***** Data for this exercise *****

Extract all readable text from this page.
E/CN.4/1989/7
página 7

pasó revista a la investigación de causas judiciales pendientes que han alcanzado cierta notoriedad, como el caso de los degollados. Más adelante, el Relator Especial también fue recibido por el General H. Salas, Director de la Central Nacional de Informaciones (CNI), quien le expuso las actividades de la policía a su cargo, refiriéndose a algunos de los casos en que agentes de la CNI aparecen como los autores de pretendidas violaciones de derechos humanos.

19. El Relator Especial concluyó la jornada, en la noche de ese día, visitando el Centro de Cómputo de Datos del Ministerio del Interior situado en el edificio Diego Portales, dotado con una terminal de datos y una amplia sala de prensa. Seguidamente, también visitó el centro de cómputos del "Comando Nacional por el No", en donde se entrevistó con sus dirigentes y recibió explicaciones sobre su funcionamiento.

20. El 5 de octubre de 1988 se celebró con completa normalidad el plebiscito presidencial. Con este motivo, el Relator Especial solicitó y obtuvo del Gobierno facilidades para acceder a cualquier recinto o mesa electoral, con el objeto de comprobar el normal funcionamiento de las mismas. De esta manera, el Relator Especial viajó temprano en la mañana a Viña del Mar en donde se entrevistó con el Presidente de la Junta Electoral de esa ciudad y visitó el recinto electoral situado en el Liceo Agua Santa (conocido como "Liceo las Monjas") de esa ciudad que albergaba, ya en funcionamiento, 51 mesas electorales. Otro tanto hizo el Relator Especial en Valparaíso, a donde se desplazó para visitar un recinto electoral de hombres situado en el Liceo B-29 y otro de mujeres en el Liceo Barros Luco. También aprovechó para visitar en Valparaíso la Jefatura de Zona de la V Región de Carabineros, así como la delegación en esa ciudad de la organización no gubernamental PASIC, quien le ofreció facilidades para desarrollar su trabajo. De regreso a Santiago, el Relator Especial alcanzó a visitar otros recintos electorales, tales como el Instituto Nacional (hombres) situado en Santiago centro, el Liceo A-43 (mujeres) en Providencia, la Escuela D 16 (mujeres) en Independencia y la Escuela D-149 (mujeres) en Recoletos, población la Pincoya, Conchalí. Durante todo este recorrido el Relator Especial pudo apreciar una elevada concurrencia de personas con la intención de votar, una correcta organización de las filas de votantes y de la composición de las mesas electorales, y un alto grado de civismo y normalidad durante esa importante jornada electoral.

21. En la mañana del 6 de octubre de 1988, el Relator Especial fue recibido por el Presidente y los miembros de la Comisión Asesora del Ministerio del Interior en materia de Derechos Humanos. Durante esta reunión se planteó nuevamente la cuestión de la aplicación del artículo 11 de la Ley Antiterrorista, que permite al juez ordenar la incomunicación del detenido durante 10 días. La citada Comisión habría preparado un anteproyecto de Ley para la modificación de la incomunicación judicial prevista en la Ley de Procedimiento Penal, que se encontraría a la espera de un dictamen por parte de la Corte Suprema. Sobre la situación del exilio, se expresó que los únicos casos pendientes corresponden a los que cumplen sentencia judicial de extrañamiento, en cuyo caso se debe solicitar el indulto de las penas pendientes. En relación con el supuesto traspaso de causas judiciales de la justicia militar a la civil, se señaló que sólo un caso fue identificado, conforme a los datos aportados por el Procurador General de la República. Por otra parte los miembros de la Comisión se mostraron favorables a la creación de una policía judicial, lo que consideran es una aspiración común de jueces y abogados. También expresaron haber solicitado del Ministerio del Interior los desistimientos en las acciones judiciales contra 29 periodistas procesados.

*****

### Work to do
Output the records verbatim, from the first line to the last.

### Response to this task
Extract all readable text from this page.
E/CN.4/1989/7
página 7

pasó revista a la investigación de causas judiciales pendientes que han alcanzado cierta notoriedad, como el caso de los degollados. Más adelante, el Relator Especial también fue recibido por el General H. Salas, Director de la Central Nacional de Informaciones (CNI), quien le expuso las actividades de la policía a su cargo, refiriéndose a algunos de los casos en que agentes de la CNI aparecen como los autores de pretendidas violaciones de derechos humanos.

19. El Relator Especial concluyó la jornada, en la noche de ese día, visitando el Centro de Cómputo de Datos del Ministerio del Interior situado en el edificio Diego Portales, dotado con una terminal de datos y una amplia sala de prensa. Seguidamente, también visitó el centro de cómputos del "Comando Nacional por el No", en donde se entrevistó con sus dirigentes y recibió explicaciones sobre su funcionamiento.

20. El 5 de octubre de 1988 se celebró con completa normalidad el plebiscito presidencial. Con este motivo, el Relator Especial solicitó y obtuvo del Gobierno facilidades para acceder a cualquier recinto o mesa electoral, con el objeto de comprobar el normal funcionamiento de las mismas. De esta manera, el Relator Especial viajó temprano en la mañana a Viña del Mar en donde se entrevistó con el Presidente de la Junta Electoral de esa ciudad y visitó el recinto electoral situado en el Liceo Agua Santa (conocido como "Liceo las Monjas") de esa ciudad que albergaba, ya en funcionamiento, 51 mesas electorales. Otro tanto hizo el Relator Especial en Valparaíso, a donde se desplazó para visitar un recinto electoral de hombres situado en el Liceo B-29 y otro de mujeres en el Liceo Barros Luco. También aprovechó para visitar en Valparaíso la Jefatura de Zona de la V Región de Carabineros, así como la delegación en esa ciudad de la organización no gubernamental PASIC, quien le ofreció facilidades para desarrollar su trabajo. De regreso a Santiago, el Relator Especial alcanzó a visitar otros recintos electorales, tales como el Instituto Nacional (hombres) situado en Santiago centro, el Liceo A-43 (mujeres) en Providencia, la Escuela D 16 (mujeres) en Independencia y la Escuela D-149 (mujeres) en Recoletos, población la Pincoya, Conchalí. Durante todo este recorrido el Relator Especial pudo apreciar una elevada concurrencia de personas con la intención de votar, una correcta organización de las filas de votantes y de la composición de las mesas electorales, y un alto grado de civismo y normalidad durante esa importante jornada electoral.

21. En la mañana del 6 de octubre de 1988, el Relator Especial fue recibido por el Presidente y los miembros de la Comisión Asesora del Ministerio del Interior en materia de Derechos Humanos. Durante esta reunión se planteó nuevamente la cuestión de la aplicación del artículo 11 de la Ley Antiterrorista, que permite al juez ordenar la incomunicación del detenido durante 10 días. La citada Comisión habría preparado un anteproyecto de Ley para la modificación de la incomunicación judicial prevista en la Ley de Procedimiento Penal, que se encontraría a la espera de un dictamen por parte de la Corte Suprema. Sobre la situación del exilio, se expresó que los únicos casos pendientes corresponden a los que cumplen sentencia judicial de extrañamiento, en cuyo caso se debe solicitar el indulto de las penas pendientes. En relación con el supuesto traspaso de causas judiciales de la justicia militar a la civil, se señaló que sólo un caso fue identificado, conforme a los datos aportados por el Procurador General de la República. Por otra parte los miembros de la Comisión se mostraron favorables a la creación de una policía judicial, lo que consideran es una aspiración común de jueces y abogados. También expresaron haber solicitado del Ministerio del Interior los desistimientos en las acciones judiciales contra 29 periodistas procesados.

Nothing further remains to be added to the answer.